DIRECTION -
Determine which lines contain the word "label", then copy those lines.
════
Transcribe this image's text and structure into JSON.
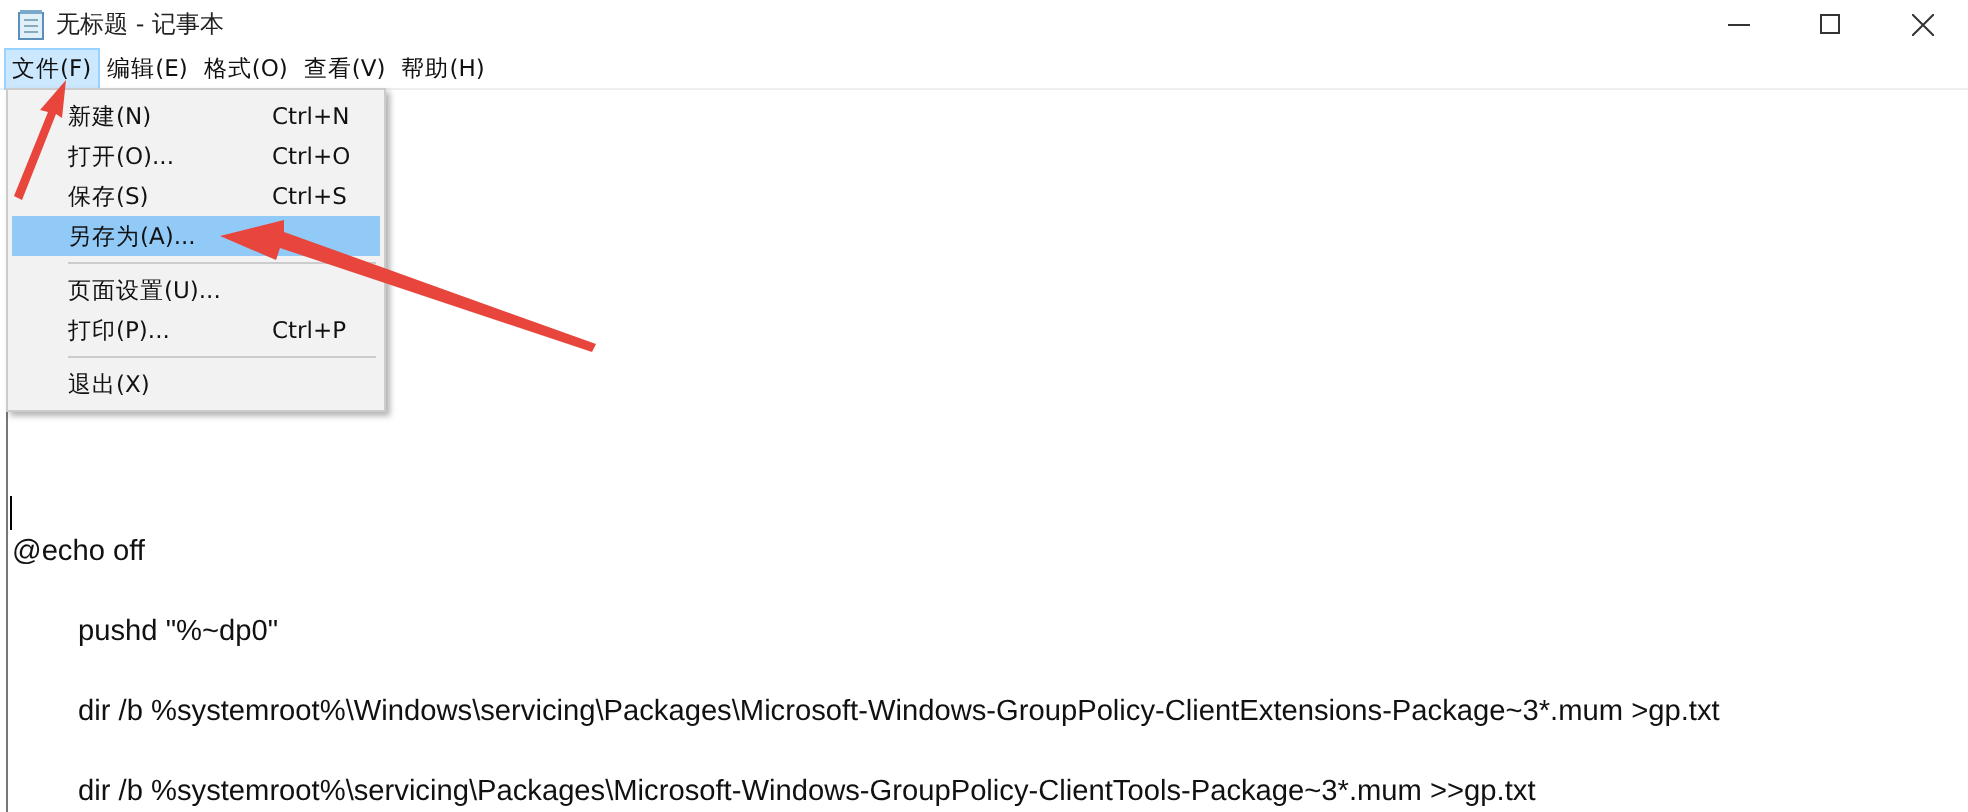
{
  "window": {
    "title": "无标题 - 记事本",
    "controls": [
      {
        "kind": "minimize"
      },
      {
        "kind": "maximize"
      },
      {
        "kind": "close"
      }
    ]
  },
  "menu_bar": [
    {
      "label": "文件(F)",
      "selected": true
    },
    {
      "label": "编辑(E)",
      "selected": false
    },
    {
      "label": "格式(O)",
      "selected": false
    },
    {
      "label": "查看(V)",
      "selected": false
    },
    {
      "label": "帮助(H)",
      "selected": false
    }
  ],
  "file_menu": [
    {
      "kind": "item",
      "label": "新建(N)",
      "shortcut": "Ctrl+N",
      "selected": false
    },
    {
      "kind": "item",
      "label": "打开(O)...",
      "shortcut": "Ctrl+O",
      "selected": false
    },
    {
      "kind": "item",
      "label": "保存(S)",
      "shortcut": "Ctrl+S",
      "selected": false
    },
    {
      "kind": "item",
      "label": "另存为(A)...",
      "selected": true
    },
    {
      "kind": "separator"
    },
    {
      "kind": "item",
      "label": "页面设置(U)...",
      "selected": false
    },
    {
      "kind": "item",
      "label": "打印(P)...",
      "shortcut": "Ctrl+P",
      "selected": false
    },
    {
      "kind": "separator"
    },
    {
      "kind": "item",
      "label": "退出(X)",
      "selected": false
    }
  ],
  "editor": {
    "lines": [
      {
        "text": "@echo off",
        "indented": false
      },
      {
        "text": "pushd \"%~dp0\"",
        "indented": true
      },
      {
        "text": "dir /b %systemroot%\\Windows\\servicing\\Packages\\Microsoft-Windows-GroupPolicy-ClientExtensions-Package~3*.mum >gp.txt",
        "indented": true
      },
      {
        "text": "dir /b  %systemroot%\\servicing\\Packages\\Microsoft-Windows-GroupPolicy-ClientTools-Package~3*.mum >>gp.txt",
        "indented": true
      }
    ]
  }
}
════
EXERCISE RESPONSE -
      "label": "文件(F)",
      "label": "编辑(E)",
      "label": "格式(O)",
      "label": "查看(V)",
      "label": "帮助(H)",
      "label": "新建(N)",
      "label": "打开(O)...",
      "label": "保存(S)",
      "label": "另存为(A)...",
      "label": "页面设置(U)...",
      "label": "打印(P)...",
      "label": "退出(X)",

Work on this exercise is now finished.